* [EXTRACTED MATERIAL]:
+--
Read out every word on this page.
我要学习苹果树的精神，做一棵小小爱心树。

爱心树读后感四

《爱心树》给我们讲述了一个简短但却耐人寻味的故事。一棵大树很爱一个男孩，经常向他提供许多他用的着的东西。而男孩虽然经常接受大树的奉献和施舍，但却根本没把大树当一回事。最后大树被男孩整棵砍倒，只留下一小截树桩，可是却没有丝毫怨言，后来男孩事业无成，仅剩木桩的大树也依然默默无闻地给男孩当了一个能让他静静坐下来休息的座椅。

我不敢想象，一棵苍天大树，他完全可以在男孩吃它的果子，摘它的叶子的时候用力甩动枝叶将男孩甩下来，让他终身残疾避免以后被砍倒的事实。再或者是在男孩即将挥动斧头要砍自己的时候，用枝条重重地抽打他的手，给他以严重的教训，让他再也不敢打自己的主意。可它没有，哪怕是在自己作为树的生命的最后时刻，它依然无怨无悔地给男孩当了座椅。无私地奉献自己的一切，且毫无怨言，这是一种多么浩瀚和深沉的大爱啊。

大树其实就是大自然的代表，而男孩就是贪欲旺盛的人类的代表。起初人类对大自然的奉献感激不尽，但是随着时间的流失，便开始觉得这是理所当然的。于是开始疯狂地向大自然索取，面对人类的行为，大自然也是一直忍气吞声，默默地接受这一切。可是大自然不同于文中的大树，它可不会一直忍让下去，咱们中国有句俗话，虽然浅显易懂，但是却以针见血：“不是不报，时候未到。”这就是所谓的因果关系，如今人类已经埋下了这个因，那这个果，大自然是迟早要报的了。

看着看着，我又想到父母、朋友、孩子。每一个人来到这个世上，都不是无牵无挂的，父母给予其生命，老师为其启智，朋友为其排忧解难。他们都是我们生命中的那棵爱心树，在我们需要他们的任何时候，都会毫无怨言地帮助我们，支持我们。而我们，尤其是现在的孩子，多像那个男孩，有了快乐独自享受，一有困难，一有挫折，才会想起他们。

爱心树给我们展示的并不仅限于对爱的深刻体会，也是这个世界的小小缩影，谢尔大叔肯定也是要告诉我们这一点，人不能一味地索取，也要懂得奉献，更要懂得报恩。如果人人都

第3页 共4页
+--
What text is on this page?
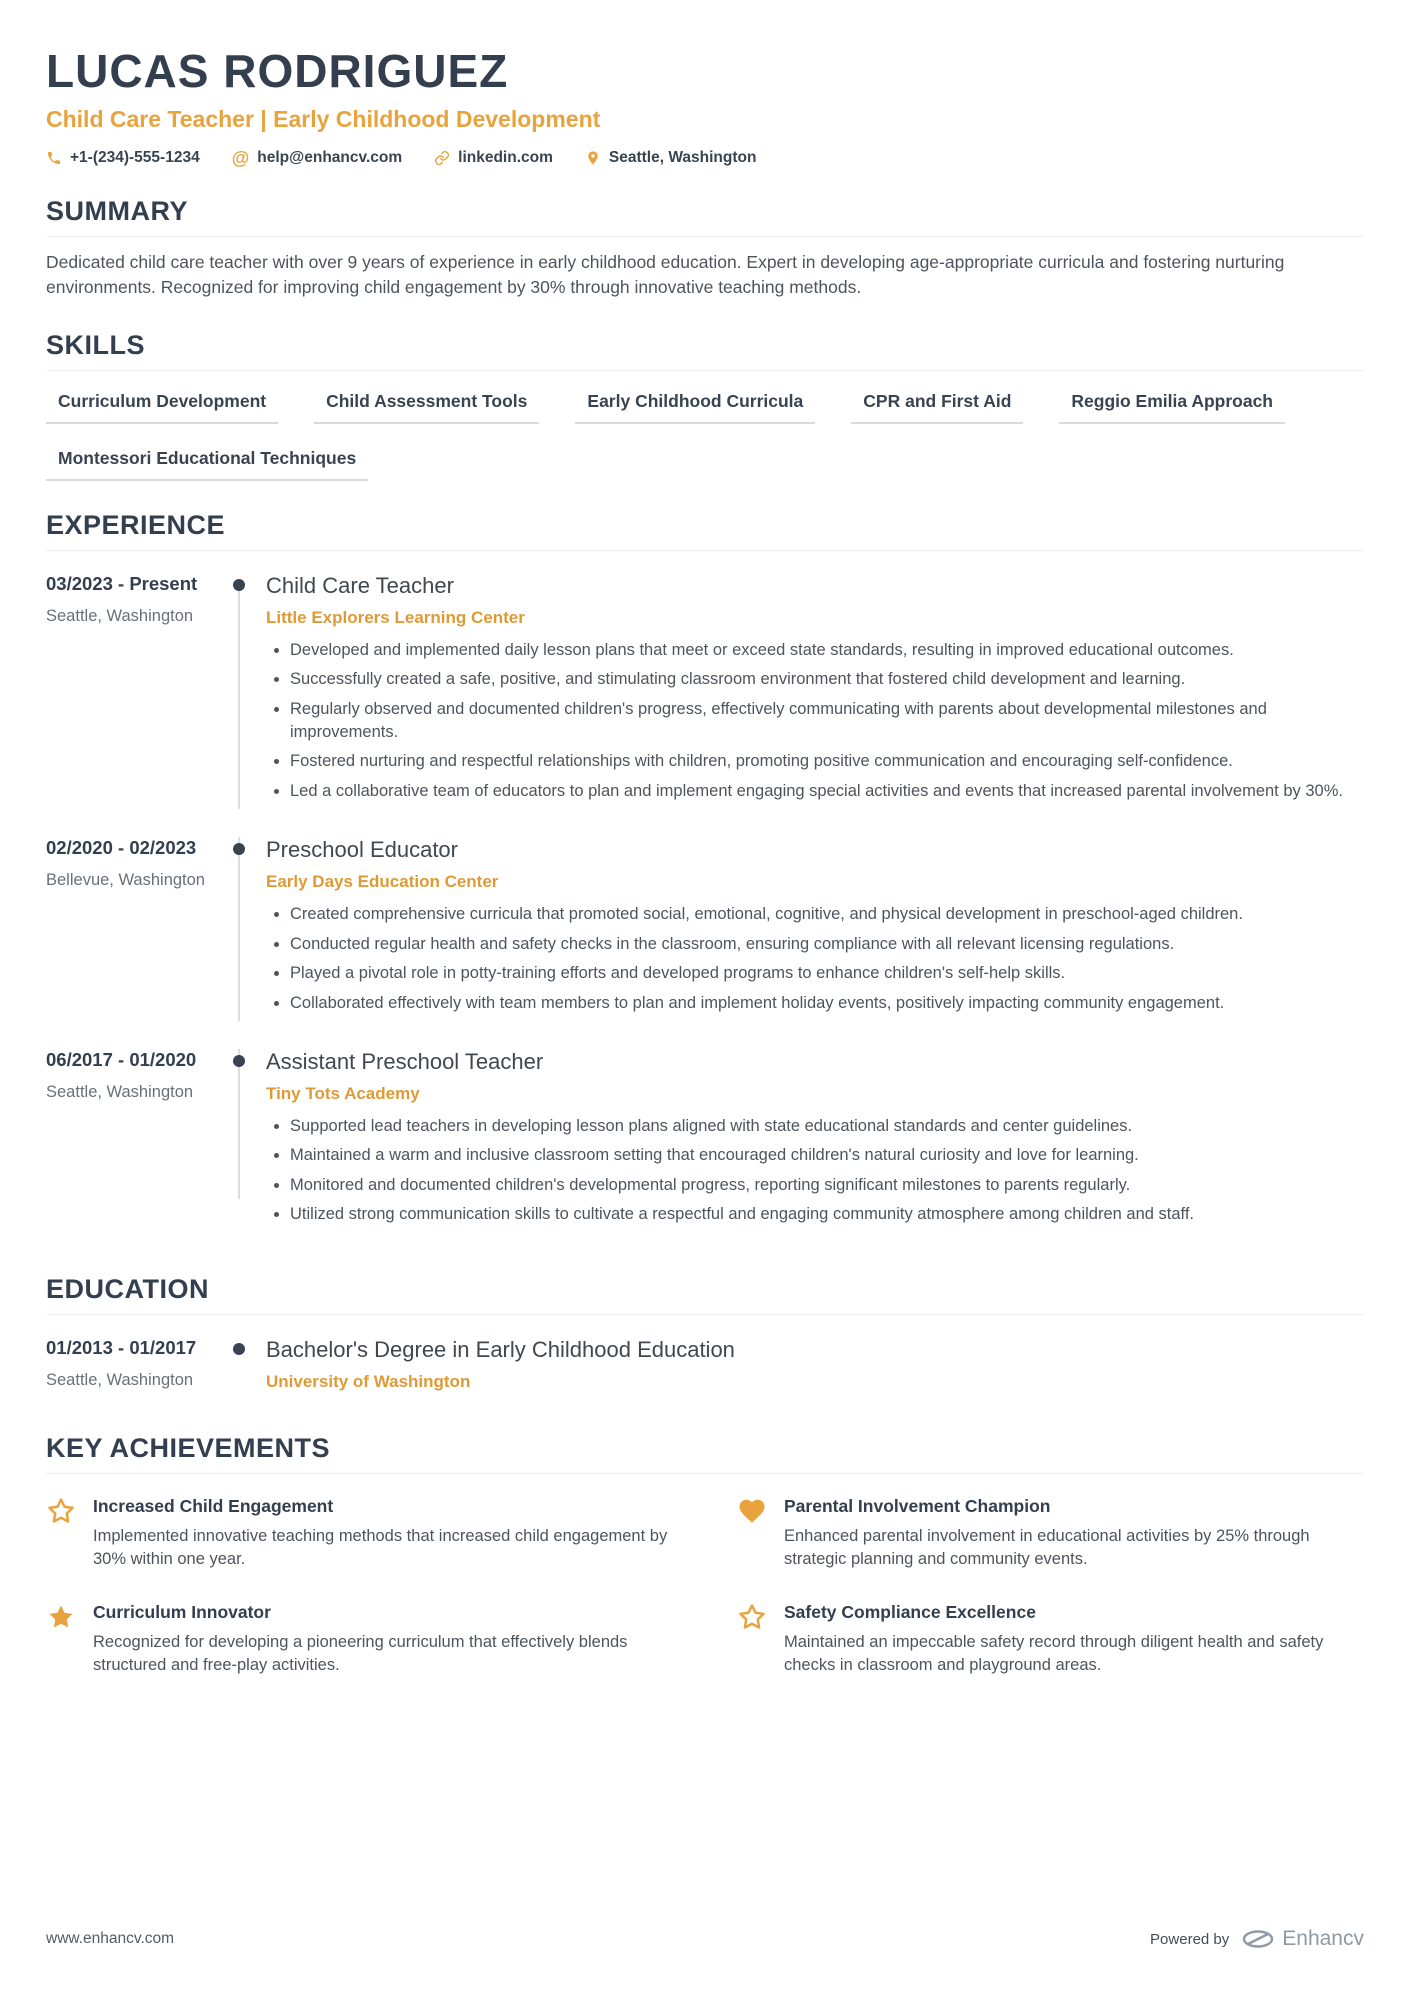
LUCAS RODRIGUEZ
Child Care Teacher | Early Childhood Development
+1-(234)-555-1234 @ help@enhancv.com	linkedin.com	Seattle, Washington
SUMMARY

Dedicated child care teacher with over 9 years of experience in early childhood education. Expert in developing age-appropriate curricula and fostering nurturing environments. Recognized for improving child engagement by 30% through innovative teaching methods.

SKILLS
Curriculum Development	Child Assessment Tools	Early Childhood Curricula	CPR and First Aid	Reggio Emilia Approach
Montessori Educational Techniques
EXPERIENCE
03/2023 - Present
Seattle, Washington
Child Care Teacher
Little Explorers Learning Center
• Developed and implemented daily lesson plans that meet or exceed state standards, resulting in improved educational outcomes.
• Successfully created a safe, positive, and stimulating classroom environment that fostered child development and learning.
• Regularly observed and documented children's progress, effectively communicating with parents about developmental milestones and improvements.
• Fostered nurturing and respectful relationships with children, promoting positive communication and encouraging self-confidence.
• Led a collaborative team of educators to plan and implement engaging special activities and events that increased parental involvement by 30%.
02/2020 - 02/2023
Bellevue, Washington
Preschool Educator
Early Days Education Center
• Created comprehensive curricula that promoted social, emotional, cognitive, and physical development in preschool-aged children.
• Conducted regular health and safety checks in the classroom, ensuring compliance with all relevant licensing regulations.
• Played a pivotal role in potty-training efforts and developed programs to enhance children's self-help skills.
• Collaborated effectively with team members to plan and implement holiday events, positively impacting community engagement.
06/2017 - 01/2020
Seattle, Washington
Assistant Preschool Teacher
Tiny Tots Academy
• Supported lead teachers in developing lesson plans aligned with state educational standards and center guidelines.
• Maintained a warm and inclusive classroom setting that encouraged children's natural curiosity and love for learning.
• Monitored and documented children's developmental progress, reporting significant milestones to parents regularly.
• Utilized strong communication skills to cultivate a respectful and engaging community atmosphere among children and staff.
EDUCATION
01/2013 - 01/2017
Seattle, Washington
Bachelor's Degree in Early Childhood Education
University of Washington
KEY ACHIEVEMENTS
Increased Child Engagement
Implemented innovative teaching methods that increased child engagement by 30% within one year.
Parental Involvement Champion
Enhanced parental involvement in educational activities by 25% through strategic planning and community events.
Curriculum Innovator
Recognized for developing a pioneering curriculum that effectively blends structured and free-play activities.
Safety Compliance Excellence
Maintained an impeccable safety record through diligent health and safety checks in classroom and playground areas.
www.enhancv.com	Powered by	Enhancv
+--
* [TASK DESCRIPTION]: Copy out every line from the data above that has "documented" in it.

* [EXERCISE SOLUTION]:
• Regularly observed and documented children's progress, effectively communicating with parents about developmental milestones and improvements.
• Monitored and documented children's developmental progress, reporting significant milestones to parents regularly.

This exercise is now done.